- [Short problem]:
Copy out each line of the material below with no changes.

- [Data for this task]:

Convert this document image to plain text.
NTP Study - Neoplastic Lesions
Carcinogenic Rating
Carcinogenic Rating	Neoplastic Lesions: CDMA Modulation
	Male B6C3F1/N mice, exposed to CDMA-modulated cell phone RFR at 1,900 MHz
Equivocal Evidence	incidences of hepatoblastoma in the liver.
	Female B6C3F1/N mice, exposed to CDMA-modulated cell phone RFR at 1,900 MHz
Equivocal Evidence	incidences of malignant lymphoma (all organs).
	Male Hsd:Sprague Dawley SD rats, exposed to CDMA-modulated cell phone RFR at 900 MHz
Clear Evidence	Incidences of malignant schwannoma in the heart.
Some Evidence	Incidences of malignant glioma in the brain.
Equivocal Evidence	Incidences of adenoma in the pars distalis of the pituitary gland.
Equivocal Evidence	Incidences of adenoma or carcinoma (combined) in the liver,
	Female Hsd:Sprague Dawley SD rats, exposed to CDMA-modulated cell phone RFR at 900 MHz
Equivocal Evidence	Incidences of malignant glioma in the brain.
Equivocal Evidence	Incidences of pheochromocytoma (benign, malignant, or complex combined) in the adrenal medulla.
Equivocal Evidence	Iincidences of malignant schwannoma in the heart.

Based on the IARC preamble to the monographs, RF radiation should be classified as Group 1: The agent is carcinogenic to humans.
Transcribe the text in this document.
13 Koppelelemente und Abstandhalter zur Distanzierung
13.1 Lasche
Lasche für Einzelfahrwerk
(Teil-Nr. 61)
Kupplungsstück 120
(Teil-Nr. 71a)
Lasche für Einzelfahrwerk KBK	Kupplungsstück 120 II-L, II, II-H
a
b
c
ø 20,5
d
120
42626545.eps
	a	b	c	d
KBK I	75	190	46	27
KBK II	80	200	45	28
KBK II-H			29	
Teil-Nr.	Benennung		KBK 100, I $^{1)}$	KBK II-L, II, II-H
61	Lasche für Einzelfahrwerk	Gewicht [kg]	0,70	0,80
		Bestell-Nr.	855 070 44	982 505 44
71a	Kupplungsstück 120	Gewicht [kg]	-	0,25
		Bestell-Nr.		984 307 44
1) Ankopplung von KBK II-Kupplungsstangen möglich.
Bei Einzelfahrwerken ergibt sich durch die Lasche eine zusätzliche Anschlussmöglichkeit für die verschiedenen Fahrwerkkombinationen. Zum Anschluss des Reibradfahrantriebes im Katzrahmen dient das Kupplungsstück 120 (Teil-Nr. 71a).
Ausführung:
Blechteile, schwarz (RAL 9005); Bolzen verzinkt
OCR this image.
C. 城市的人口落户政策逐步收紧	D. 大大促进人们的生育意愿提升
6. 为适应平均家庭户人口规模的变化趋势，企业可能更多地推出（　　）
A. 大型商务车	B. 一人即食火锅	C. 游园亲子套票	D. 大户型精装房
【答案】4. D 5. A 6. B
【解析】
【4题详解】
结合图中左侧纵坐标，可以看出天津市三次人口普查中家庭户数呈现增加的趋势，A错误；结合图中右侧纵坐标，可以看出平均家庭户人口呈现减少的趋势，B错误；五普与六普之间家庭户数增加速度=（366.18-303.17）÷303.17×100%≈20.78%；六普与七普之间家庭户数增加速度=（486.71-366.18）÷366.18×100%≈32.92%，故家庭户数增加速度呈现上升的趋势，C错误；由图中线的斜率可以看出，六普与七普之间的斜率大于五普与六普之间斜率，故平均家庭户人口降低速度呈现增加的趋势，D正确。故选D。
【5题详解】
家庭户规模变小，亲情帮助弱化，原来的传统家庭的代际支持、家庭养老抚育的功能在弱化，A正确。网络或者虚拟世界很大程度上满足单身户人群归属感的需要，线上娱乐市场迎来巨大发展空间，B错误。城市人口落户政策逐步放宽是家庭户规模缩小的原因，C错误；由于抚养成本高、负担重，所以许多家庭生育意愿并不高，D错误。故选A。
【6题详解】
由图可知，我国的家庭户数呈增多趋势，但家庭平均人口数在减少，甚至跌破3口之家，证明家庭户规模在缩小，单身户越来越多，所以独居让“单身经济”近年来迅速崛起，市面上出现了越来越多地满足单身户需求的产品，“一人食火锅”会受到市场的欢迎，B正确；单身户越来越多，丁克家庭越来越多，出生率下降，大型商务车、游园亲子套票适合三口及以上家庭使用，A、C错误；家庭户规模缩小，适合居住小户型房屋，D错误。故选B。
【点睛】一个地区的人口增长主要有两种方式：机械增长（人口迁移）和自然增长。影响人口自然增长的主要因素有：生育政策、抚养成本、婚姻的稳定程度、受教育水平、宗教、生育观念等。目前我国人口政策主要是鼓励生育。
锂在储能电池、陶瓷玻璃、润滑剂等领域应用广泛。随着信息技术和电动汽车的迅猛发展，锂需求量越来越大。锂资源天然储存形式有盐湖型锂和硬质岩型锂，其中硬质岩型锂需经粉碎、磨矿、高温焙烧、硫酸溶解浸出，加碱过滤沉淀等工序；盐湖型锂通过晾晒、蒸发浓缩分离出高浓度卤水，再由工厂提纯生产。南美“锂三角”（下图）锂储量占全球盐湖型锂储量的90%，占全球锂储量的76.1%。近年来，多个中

- [Solution]:
Convert this document image to plain text.
NTP Study - Neoplastic Lesions
Carcinogenic Rating
Carcinogenic Rating	Neoplastic Lesions: CDMA Modulation
	Male B6C3F1/N mice, exposed to CDMA-modulated cell phone RFR at 1,900 MHz
Equivocal Evidence	incidences of hepatoblastoma in the liver.
	Female B6C3F1/N mice, exposed to CDMA-modulated cell phone RFR at 1,900 MHz
Equivocal Evidence	incidences of malignant lymphoma (all organs).
	Male Hsd:Sprague Dawley SD rats, exposed to CDMA-modulated cell phone RFR at 900 MHz
Clear Evidence	Incidences of malignant schwannoma in the heart.
Some Evidence	Incidences of malignant glioma in the brain.
Equivocal Evidence	Incidences of adenoma in the pars distalis of the pituitary gland.
Equivocal Evidence	Incidences of adenoma or carcinoma (combined) in the liver,
	Female Hsd:Sprague Dawley SD rats, exposed to CDMA-modulated cell phone RFR at 900 MHz
Equivocal Evidence	Incidences of malignant glioma in the brain.
Equivocal Evidence	Incidences of pheochromocytoma (benign, malignant, or complex combined) in the adrenal medulla.
Equivocal Evidence	Iincidences of malignant schwannoma in the heart.

Based on the IARC preamble to the monographs, RF radiation should be classified as Group 1: The agent is carcinogenic to humans.
Transcribe the text in this document.
13 Koppelelemente und Abstandhalter zur Distanzierung
13.1 Lasche
Lasche für Einzelfahrwerk
(Teil-Nr. 61)
Kupplungsstück 120
(Teil-Nr. 71a)
Lasche für Einzelfahrwerk KBK	Kupplungsstück 120 II-L, II, II-H
a
b
c
ø 20,5
d
120
42626545.eps
	a	b	c	d
KBK I	75	190	46	27
KBK II	80	200	45	28
KBK II-H			29	
Teil-Nr.	Benennung		KBK 100, I $^{1)}$	KBK II-L, II, II-H
61	Lasche für Einzelfahrwerk	Gewicht [kg]	0,70	0,80
		Bestell-Nr.	855 070 44	982 505 44
71a	Kupplungsstück 120	Gewicht [kg]	-	0,25
		Bestell-Nr.		984 307 44
1) Ankopplung von KBK II-Kupplungsstangen möglich.
Bei Einzelfahrwerken ergibt sich durch die Lasche eine zusätzliche Anschlussmöglichkeit für die verschiedenen Fahrwerkkombinationen. Zum Anschluss des Reibradfahrantriebes im Katzrahmen dient das Kupplungsstück 120 (Teil-Nr. 71a).
Ausführung:
Blechteile, schwarz (RAL 9005); Bolzen verzinkt
OCR this image.
C. 城市的人口落户政策逐步收紧	D. 大大促进人们的生育意愿提升
6. 为适应平均家庭户人口规模的变化趋势，企业可能更多地推出（　　）
A. 大型商务车	B. 一人即食火锅	C. 游园亲子套票	D. 大户型精装房
【答案】4. D 5. A 6. B
【解析】
【4题详解】
结合图中左侧纵坐标，可以看出天津市三次人口普查中家庭户数呈现增加的趋势，A错误；结合图中右侧纵坐标，可以看出平均家庭户人口呈现减少的趋势，B错误；五普与六普之间家庭户数增加速度=（366.18-303.17）÷303.17×100%≈20.78%；六普与七普之间家庭户数增加速度=（486.71-366.18）÷366.18×100%≈32.92%，故家庭户数增加速度呈现上升的趋势，C错误；由图中线的斜率可以看出，六普与七普之间的斜率大于五普与六普之间斜率，故平均家庭户人口降低速度呈现增加的趋势，D正确。故选D。
【5题详解】
家庭户规模变小，亲情帮助弱化，原来的传统家庭的代际支持、家庭养老抚育的功能在弱化，A正确。网络或者虚拟世界很大程度上满足单身户人群归属感的需要，线上娱乐市场迎来巨大发展空间，B错误。城市人口落户政策逐步放宽是家庭户规模缩小的原因，C错误；由于抚养成本高、负担重，所以许多家庭生育意愿并不高，D错误。故选A。
【6题详解】
由图可知，我国的家庭户数呈增多趋势，但家庭平均人口数在减少，甚至跌破3口之家，证明家庭户规模在缩小，单身户越来越多，所以独居让“单身经济”近年来迅速崛起，市面上出现了越来越多地满足单身户需求的产品，“一人食火锅”会受到市场的欢迎，B正确；单身户越来越多，丁克家庭越来越多，出生率下降，大型商务车、游园亲子套票适合三口及以上家庭使用，A、C错误；家庭户规模缩小，适合居住小户型房屋，D错误。故选B。
【点睛】一个地区的人口增长主要有两种方式：机械增长（人口迁移）和自然增长。影响人口自然增长的主要因素有：生育政策、抚养成本、婚姻的稳定程度、受教育水平、宗教、生育观念等。目前我国人口政策主要是鼓励生育。
锂在储能电池、陶瓷玻璃、润滑剂等领域应用广泛。随着信息技术和电动汽车的迅猛发展，锂需求量越来越大。锂资源天然储存形式有盐湖型锂和硬质岩型锂，其中硬质岩型锂需经粉碎、磨矿、高温焙烧、硫酸溶解浸出，加碱过滤沉淀等工序；盐湖型锂通过晾晒、蒸发浓缩分离出高浓度卤水，再由工厂提纯生产。南美“锂三角”（下图）锂储量占全球盐湖型锂储量的90%，占全球锂储量的76.1%。近年来，多个中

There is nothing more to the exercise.